What you will do: Every line holding the string "color" should be gathered.

-- start of Recorded information --

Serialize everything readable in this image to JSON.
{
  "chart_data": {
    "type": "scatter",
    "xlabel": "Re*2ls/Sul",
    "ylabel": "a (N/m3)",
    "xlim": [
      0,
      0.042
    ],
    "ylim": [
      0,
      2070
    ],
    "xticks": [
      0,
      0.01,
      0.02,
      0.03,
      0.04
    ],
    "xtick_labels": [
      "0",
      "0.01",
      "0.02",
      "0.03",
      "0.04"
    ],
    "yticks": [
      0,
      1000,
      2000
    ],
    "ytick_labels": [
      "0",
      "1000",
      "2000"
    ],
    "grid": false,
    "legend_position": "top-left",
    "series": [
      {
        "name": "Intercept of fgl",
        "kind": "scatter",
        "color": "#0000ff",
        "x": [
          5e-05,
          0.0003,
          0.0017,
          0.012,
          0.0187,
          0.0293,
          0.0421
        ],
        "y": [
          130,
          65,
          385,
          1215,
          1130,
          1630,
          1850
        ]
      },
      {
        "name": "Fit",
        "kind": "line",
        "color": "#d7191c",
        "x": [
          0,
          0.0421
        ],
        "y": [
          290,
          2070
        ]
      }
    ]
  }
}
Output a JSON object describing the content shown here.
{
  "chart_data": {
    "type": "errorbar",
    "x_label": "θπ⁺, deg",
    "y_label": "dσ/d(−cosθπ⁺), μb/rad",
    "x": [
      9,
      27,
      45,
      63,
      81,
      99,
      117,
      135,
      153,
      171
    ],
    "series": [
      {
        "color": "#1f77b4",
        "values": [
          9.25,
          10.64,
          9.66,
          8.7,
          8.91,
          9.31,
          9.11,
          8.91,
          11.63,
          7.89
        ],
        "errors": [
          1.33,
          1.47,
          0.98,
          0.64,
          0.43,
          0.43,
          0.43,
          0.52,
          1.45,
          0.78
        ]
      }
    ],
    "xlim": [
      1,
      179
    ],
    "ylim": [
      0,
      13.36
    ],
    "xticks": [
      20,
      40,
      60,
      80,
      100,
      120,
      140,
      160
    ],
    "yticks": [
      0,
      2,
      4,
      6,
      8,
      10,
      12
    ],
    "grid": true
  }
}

-- end of Recorded information --

Task response:
        "color": "#0000ff",
        "color": "#d7191c",
        "color": "#1f77b4",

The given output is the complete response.